Data records:
----------------------------------------

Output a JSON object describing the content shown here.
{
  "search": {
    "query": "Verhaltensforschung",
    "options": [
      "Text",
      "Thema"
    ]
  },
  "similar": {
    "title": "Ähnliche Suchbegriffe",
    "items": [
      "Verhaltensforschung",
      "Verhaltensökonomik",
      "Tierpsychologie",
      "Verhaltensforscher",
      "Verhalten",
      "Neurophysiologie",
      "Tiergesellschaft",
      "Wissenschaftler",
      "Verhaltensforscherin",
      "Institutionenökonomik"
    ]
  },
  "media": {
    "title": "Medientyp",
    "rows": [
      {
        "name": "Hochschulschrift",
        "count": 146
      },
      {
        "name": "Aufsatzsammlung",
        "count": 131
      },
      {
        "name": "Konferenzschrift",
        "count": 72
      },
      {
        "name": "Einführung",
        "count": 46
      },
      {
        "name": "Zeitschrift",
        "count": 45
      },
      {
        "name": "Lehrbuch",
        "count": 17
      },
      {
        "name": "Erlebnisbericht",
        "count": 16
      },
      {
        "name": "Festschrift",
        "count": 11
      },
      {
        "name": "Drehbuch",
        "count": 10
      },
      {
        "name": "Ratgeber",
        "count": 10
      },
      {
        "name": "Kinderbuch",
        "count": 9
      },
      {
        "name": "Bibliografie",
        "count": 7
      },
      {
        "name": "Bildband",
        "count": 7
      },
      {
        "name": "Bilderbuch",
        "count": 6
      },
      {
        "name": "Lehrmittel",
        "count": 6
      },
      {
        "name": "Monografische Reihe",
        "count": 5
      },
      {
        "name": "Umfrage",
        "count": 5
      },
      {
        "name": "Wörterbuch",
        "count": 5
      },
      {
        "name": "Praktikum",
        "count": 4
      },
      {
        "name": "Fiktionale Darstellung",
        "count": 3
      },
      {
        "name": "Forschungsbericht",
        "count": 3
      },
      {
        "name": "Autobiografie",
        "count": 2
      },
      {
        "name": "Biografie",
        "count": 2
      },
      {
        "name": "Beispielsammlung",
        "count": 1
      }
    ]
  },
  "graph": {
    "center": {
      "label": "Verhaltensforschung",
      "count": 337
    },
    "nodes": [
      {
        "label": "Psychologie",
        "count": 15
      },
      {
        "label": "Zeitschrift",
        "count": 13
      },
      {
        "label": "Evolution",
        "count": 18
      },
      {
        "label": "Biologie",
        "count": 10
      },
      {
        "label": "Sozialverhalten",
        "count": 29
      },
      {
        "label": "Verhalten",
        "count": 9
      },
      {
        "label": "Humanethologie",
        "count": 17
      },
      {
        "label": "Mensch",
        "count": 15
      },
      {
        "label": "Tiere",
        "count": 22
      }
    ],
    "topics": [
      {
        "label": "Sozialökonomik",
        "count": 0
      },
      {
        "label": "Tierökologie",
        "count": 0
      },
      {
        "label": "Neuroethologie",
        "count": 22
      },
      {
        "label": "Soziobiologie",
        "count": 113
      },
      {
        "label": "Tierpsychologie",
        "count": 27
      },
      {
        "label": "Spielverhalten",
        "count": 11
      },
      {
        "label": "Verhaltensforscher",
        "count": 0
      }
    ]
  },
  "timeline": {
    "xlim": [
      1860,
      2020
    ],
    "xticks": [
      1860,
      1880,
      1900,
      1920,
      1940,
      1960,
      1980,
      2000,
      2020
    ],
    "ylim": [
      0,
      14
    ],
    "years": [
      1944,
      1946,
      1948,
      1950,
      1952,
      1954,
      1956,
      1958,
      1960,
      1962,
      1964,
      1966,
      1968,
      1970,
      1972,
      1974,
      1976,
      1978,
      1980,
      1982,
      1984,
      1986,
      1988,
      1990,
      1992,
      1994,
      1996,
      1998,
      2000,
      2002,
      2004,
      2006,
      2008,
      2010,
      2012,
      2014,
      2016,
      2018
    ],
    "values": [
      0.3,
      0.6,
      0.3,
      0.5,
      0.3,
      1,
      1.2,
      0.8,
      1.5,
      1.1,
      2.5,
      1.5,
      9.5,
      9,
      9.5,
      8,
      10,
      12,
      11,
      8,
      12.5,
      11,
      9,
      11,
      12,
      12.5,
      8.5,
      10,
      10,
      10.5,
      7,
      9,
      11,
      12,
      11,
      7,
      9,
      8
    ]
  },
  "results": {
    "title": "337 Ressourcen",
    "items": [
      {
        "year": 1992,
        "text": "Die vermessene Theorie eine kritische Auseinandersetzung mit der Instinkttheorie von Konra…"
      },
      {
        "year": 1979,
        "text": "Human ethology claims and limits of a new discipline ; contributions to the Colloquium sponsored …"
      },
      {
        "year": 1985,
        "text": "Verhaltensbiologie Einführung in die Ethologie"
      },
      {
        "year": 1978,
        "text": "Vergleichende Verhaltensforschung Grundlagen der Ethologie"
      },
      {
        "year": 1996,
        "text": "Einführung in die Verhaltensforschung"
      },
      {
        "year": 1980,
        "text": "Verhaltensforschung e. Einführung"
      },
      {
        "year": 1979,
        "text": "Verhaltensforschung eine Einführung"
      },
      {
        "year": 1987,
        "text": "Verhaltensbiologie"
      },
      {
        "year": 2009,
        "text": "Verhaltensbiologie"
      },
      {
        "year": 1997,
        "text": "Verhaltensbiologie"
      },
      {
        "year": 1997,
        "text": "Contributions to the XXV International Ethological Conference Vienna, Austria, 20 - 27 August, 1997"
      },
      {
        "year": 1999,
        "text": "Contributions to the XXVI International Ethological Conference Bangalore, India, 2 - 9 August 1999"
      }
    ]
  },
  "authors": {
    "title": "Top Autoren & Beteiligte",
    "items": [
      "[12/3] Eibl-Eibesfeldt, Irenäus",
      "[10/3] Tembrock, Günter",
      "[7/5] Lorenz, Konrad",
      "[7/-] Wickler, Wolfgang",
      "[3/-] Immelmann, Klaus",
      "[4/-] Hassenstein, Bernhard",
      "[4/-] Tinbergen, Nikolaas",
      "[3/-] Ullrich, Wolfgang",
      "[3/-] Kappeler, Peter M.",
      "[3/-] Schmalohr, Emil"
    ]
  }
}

----------------------------------------

→ CHALLENGE
In the entries above, find each line with the string "International" and copy it.

→ REPLY TO THE EXERCISE
        "text": "Contributions to the XXV International Ethological Conference Vienna, Austria, 20 - 27 August, 1997"
        "text": "Contributions to the XXVI International Ethological Conference Bangalore, India, 2 - 9 August 1999"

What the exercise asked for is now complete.